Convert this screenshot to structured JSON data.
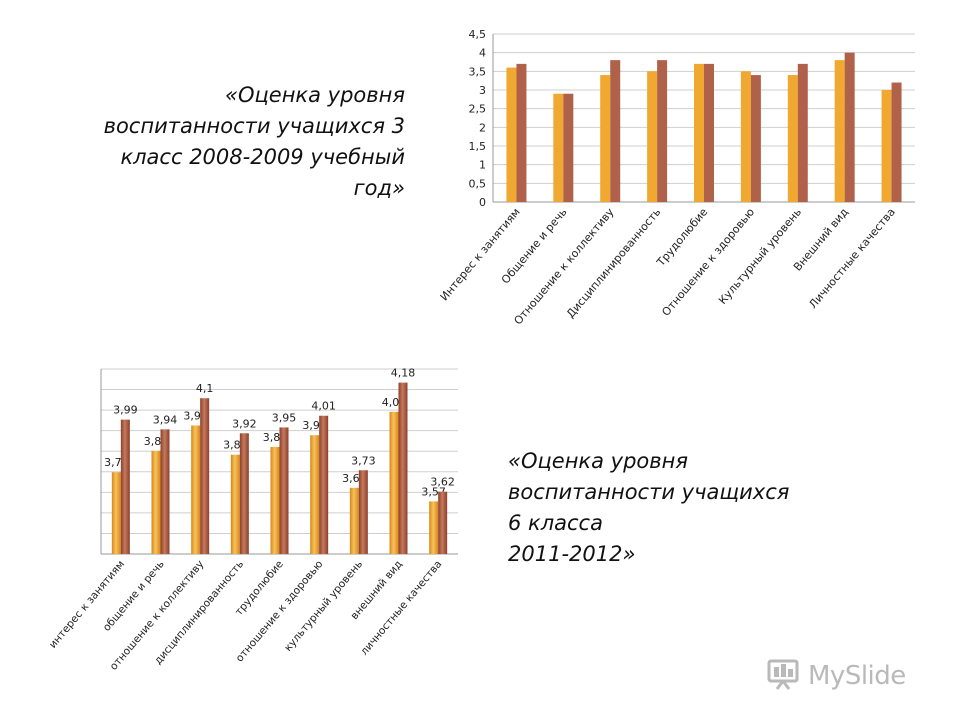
{
  "captions": {
    "top": "«Оценка уровня воспитанности учащихся 3 класс 2008-2009 учебный год»",
    "bottom_lines": [
      "«Оценка уровня",
      "воспитанности учащихся",
      "6 класса",
      "2011-2012»"
    ]
  },
  "logo": {
    "text": "MySlide",
    "icon": "slides-icon"
  },
  "colors": {
    "orange": "#F0A830",
    "brown": "#B0614A",
    "grid": "#cfcfcf",
    "axis_text": "#222222"
  },
  "chart_data": [
    {
      "type": "bar",
      "title": "",
      "categories": [
        "Интерес к занятиям",
        "Общение и речь",
        "Отношение к коллективу",
        "Дисциплинированность",
        "Трудолюбие",
        "Отношение к здоровью",
        "Культурный уровень",
        "Внешний вид",
        "Личностные качества"
      ],
      "series": [
        {
          "values": [
            3.6,
            2.9,
            3.4,
            3.5,
            3.7,
            3.5,
            3.4,
            3.8,
            3.0
          ]
        },
        {
          "values": [
            3.7,
            2.9,
            3.8,
            3.8,
            3.7,
            3.4,
            3.7,
            4.0,
            3.2
          ]
        }
      ],
      "ylim": [
        0,
        4.5
      ],
      "yticks": [
        "0",
        "0,5",
        "1",
        "1,5",
        "2",
        "2,5",
        "3",
        "3,5",
        "4",
        "4,5"
      ],
      "grid": true,
      "legend": "none"
    },
    {
      "type": "bar",
      "title": "",
      "categories": [
        "интерес к занятиям",
        "общение и речь",
        "отношение к коллективу",
        "дисциплинированность",
        "трудолюбие",
        "отношение к здоровью",
        "культурный уровень",
        "внешний вид",
        "личностные качества"
      ],
      "series": [
        {
          "values": [
            3.72,
            3.83,
            3.96,
            3.81,
            3.85,
            3.91,
            3.64,
            4.03,
            3.57
          ],
          "labels": [
            "3,72",
            "3,83",
            "3,96",
            "3,81",
            "3,85",
            "3,91",
            "3,64",
            "4,03",
            "3,57"
          ]
        },
        {
          "values": [
            3.99,
            3.94,
            4.1,
            3.92,
            3.95,
            4.01,
            3.73,
            4.18,
            3.62
          ],
          "labels": [
            "3,99",
            "3,94",
            "4,1",
            "3,92",
            "3,95",
            "4,01",
            "3,73",
            "4,18",
            "3,62"
          ]
        }
      ],
      "ylim": [
        3.3,
        4.25
      ],
      "grid": true,
      "legend": "none"
    }
  ]
}
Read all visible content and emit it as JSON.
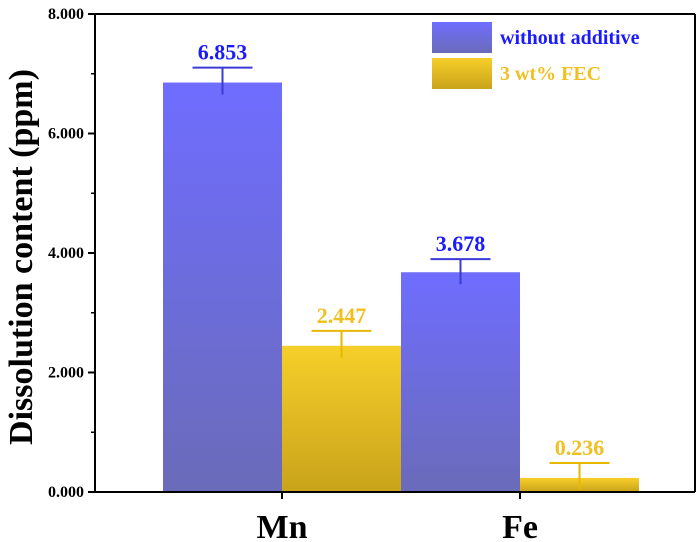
{
  "chart_data": {
    "type": "bar",
    "title": "",
    "xlabel": "",
    "ylabel": "Dissolution content (ppm)",
    "categories": [
      "Mn",
      "Fe"
    ],
    "ylim": [
      0,
      8
    ],
    "yticks": [
      0,
      2,
      4,
      6,
      8
    ],
    "ytick_labels": [
      "0.000",
      "2.000",
      "4.000",
      "6.000",
      "8.000"
    ],
    "series": [
      {
        "name": "without additive",
        "values": [
          6.853,
          3.678
        ],
        "errors": [
          0.25,
          0.22
        ],
        "value_labels": [
          "6.853",
          "3.678"
        ],
        "color_top": "#6f6dff",
        "color_bottom": "#6a6bb8",
        "label_color": "#1a1aff"
      },
      {
        "name": "3 wt% FEC",
        "values": [
          2.447,
          0.236
        ],
        "errors": [
          0.25,
          0.25
        ],
        "value_labels": [
          "2.447",
          "0.236"
        ],
        "color_top": "#f6cf2a",
        "color_bottom": "#c9a31a",
        "label_color": "#f0c020"
      }
    ],
    "legend_position": "top-right",
    "grid": false
  }
}
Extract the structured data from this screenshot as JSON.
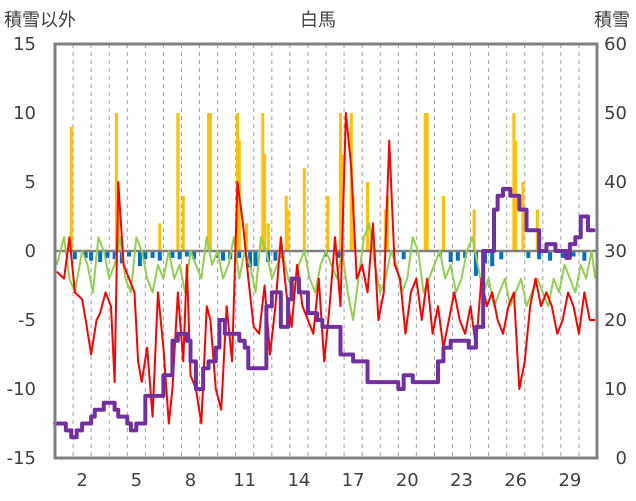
{
  "chart_data": {
    "type": "line",
    "title": "白馬",
    "ylabel_left": "積雪以外",
    "ylabel_right": "積雪",
    "ylim_left": [
      -15,
      15
    ],
    "yticks_left": [
      -15,
      -10,
      -5,
      0,
      5,
      10,
      15
    ],
    "ylim_right": [
      0,
      60
    ],
    "yticks_right": [
      0,
      10,
      20,
      30,
      40,
      50,
      60
    ],
    "xlim": [
      0.5,
      30.5
    ],
    "xticks": [
      2,
      5,
      8,
      11,
      14,
      17,
      20,
      23,
      26,
      29
    ],
    "grid": "vertical-dashed-daily",
    "legend": "none",
    "colors": {
      "temperature_max": "#ff0000",
      "temperature_min": "#92d050",
      "precipitation": "#ffc000",
      "snow_change": "#0070c0",
      "snow_depth": "#7030a0",
      "frame": "#808080",
      "zero_line": "#808080",
      "grid": "#a0a0a0"
    },
    "series": [
      {
        "key": "temperature_max",
        "axis": "left",
        "kind": "line",
        "x": [
          0.6,
          1.0,
          1.3,
          1.6,
          2.0,
          2.2,
          2.5,
          2.8,
          3.0,
          3.3,
          3.6,
          3.8,
          4.0,
          4.3,
          4.6,
          4.9,
          5.1,
          5.3,
          5.6,
          5.9,
          6.2,
          6.5,
          6.8,
          7.0,
          7.3,
          7.6,
          7.8,
          8.0,
          8.3,
          8.6,
          8.9,
          9.1,
          9.4,
          9.7,
          10.0,
          10.3,
          10.6,
          10.9,
          11.2,
          11.5,
          11.8,
          12.1,
          12.4,
          12.7,
          13.0,
          13.3,
          13.6,
          13.9,
          14.2,
          14.5,
          14.8,
          15.1,
          15.4,
          15.7,
          16.0,
          16.3,
          16.6,
          16.9,
          17.2,
          17.5,
          17.8,
          18.1,
          18.4,
          18.7,
          19.0,
          19.3,
          19.6,
          19.9,
          20.2,
          20.5,
          20.8,
          21.1,
          21.4,
          21.7,
          22.0,
          22.3,
          22.6,
          22.9,
          23.2,
          23.5,
          23.8,
          24.1,
          24.4,
          24.7,
          25.0,
          25.3,
          25.6,
          25.9,
          26.2,
          26.5,
          26.8,
          27.1,
          27.4,
          27.7,
          28.0,
          28.3,
          28.6,
          28.9,
          29.2,
          29.5,
          29.8,
          30.1,
          30.4
        ],
        "y": [
          -1.5,
          -2,
          1,
          -3,
          -3.5,
          -5,
          -7.5,
          -5,
          -4.5,
          -3,
          -4,
          -9.5,
          5,
          -1,
          -2,
          -3,
          -8,
          -9.5,
          -7,
          -12,
          -3,
          -7,
          -12.5,
          -10,
          -3,
          -8,
          -1,
          -9,
          -10,
          -12.5,
          -4,
          -5,
          -10,
          -11.5,
          -4,
          -8,
          5,
          2,
          -2,
          -5.5,
          -6,
          -2.5,
          -7.5,
          -4,
          1,
          -3,
          -5.5,
          -1,
          -4,
          -5,
          -6,
          -2,
          -8,
          -4,
          1,
          -4,
          10,
          6,
          -2,
          -1,
          -3,
          2,
          -5,
          -3,
          8,
          -1,
          -2,
          -6,
          -3,
          -2,
          -5,
          -2,
          -6,
          -4,
          -7,
          -5,
          -3,
          -5,
          -6,
          -4,
          -7,
          -2,
          -4,
          -3,
          -5,
          -6,
          -4,
          -3,
          -10,
          -8,
          -4,
          -2,
          -4,
          -3,
          -4,
          -6,
          -5,
          -3,
          -4,
          -6,
          -3,
          -5,
          -5
        ]
      },
      {
        "key": "temperature_min",
        "axis": "left",
        "kind": "line",
        "x": [
          0.6,
          1.0,
          1.3,
          1.6,
          2.0,
          2.3,
          2.6,
          2.9,
          3.2,
          3.5,
          3.8,
          4.1,
          4.4,
          4.7,
          5.0,
          5.3,
          5.6,
          5.9,
          6.2,
          6.5,
          6.8,
          7.1,
          7.4,
          7.7,
          8.0,
          8.3,
          8.6,
          8.9,
          9.2,
          9.5,
          9.8,
          10.1,
          10.4,
          10.7,
          11.0,
          11.3,
          11.6,
          11.9,
          12.2,
          12.5,
          12.8,
          13.1,
          13.4,
          13.7,
          14.0,
          14.3,
          14.6,
          14.9,
          15.2,
          15.5,
          15.8,
          16.1,
          16.4,
          16.7,
          17.0,
          17.3,
          17.6,
          17.9,
          18.2,
          18.5,
          18.8,
          19.1,
          19.4,
          19.7,
          20.0,
          20.3,
          20.6,
          20.9,
          21.2,
          21.5,
          21.8,
          22.1,
          22.4,
          22.7,
          23.0,
          23.3,
          23.6,
          23.9,
          24.2,
          24.5,
          24.8,
          25.1,
          25.4,
          25.7,
          26.0,
          26.3,
          26.6,
          26.9,
          27.2,
          27.5,
          27.8,
          28.1,
          28.4,
          28.7,
          29.0,
          29.3,
          29.6,
          29.9,
          30.2,
          30.4
        ],
        "y": [
          -1,
          1,
          -2,
          -3,
          0,
          -1,
          -3,
          1,
          0,
          -2,
          -1,
          1,
          -2,
          -3,
          1,
          0,
          -2,
          -3,
          -1,
          -2,
          0,
          -2,
          -1,
          -3,
          0,
          -1,
          -2,
          1,
          -1,
          0,
          -2,
          -1,
          1,
          -2,
          0,
          -1,
          -3,
          1,
          0,
          -2,
          -1,
          0,
          -2,
          -3,
          -1,
          0,
          -2,
          -3,
          -1,
          0,
          -1,
          -2,
          0,
          -3,
          -5,
          -2,
          1,
          2,
          -1,
          -3,
          -2,
          0,
          -1,
          -3,
          -2,
          1,
          0,
          -3,
          -2,
          -1,
          0,
          -2,
          -1,
          -3,
          -2,
          0,
          1,
          -1,
          -3,
          -2,
          -4,
          -3,
          -2,
          -4,
          -3,
          -2,
          -4,
          -3,
          -2,
          -3,
          -4,
          -2,
          -3,
          -1,
          -2,
          -3,
          -1,
          -2,
          0,
          -2
        ]
      },
      {
        "key": "precipitation",
        "axis": "left",
        "kind": "bar",
        "x": [
          1.4,
          3.9,
          4.0,
          6.3,
          7.3,
          7.6,
          9.0,
          9.1,
          10.6,
          10.7,
          11.1,
          12.0,
          12.1,
          12.3,
          13.3,
          13.4,
          14.3,
          15.6,
          16.3,
          16.4,
          16.9,
          17.0,
          17.8,
          18.8,
          18.9,
          21.0,
          21.1,
          22.0,
          23.7,
          25.9,
          26.0,
          26.4,
          27.2
        ],
        "y": [
          9,
          10,
          3,
          2,
          10,
          4,
          10,
          10,
          10,
          8,
          2,
          10,
          7,
          2,
          4,
          3,
          6,
          4,
          10,
          7,
          10,
          4,
          5,
          3,
          4,
          10,
          10,
          4,
          3,
          10,
          8,
          5,
          3
        ]
      },
      {
        "key": "snow_change",
        "axis": "left",
        "kind": "bar",
        "x": [
          1.6,
          2.2,
          2.5,
          3.0,
          3.4,
          3.8,
          4.2,
          4.6,
          5.2,
          5.5,
          5.9,
          6.3,
          7.0,
          7.4,
          7.8,
          8.2,
          9.5,
          9.8,
          10.2,
          10.7,
          11.3,
          11.6,
          12.3,
          12.7,
          13.1,
          15.5,
          16.2,
          19.8,
          21.8,
          22.4,
          22.8,
          23.2,
          23.8,
          24.3,
          24.7,
          25.2,
          26.7,
          27.3,
          27.9,
          28.6,
          29.2,
          29.8
        ],
        "y": [
          -0.6,
          -0.5,
          -0.7,
          -0.8,
          -0.5,
          -0.6,
          -0.9,
          -0.4,
          -1.1,
          -0.6,
          -0.5,
          -0.7,
          -0.5,
          -0.6,
          -0.4,
          -0.6,
          -0.5,
          -0.7,
          -0.6,
          -0.5,
          -1.2,
          -1.1,
          -0.8,
          -0.7,
          -0.5,
          -0.4,
          -0.5,
          -0.6,
          -0.4,
          -0.8,
          -0.7,
          -0.5,
          -1.8,
          -0.9,
          -1.1,
          -0.6,
          -0.5,
          -0.6,
          -0.7,
          -0.5,
          -0.4,
          -0.7
        ]
      },
      {
        "key": "snow_depth",
        "axis": "right",
        "kind": "step",
        "x": [
          0.5,
          1.0,
          1.1,
          1.4,
          1.5,
          1.7,
          2.0,
          2.5,
          2.7,
          3.2,
          3.8,
          4.0,
          4.5,
          4.7,
          5.0,
          5.5,
          6.5,
          7.0,
          7.3,
          7.8,
          8.0,
          8.3,
          8.7,
          9.0,
          9.4,
          9.6,
          9.9,
          10.4,
          10.7,
          11.0,
          11.2,
          12.2,
          12.5,
          13.0,
          13.4,
          13.6,
          14.0,
          14.5,
          15.0,
          15.3,
          16.0,
          16.3,
          17.0,
          17.8,
          19.0,
          19.5,
          19.8,
          20.3,
          21.0,
          21.7,
          22.0,
          22.4,
          23.0,
          23.4,
          23.8,
          24.2,
          24.8,
          25.0,
          25.3,
          25.7,
          26.2,
          26.6,
          27.3,
          27.7,
          28.2,
          28.8,
          29.0,
          29.3,
          29.6,
          30.0,
          30.3
        ],
        "y": [
          5,
          5,
          4,
          3,
          3,
          4,
          5,
          6,
          7,
          8,
          7,
          6,
          5,
          4,
          5,
          9,
          12,
          17,
          18,
          17,
          14,
          10,
          13,
          14,
          16,
          20,
          18,
          18,
          17,
          16,
          13,
          22,
          24,
          19,
          23,
          26,
          24,
          21,
          20,
          19,
          19,
          15,
          14,
          11,
          11,
          10,
          12,
          11,
          11,
          14,
          16,
          17,
          17,
          16,
          19,
          30,
          36,
          38,
          39,
          38,
          36,
          33,
          30,
          31,
          30,
          29,
          31,
          32,
          35,
          33,
          33
        ]
      }
    ]
  }
}
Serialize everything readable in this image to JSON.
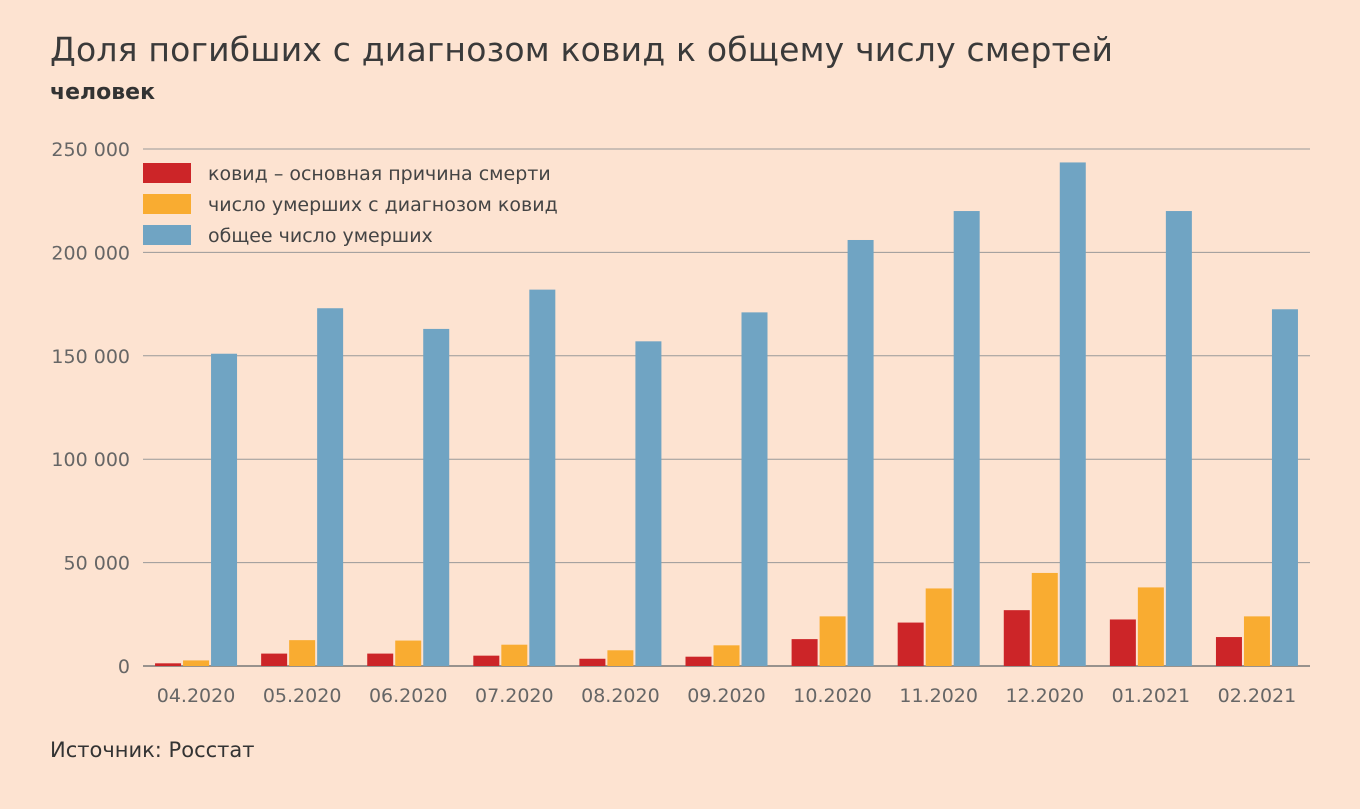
+ + + + +
#### Exercise directions
Return every line containing "structured".

#### Full response
Convert this screenshot to structured JSON data.
Extract the structured data from this screenshot as JSON.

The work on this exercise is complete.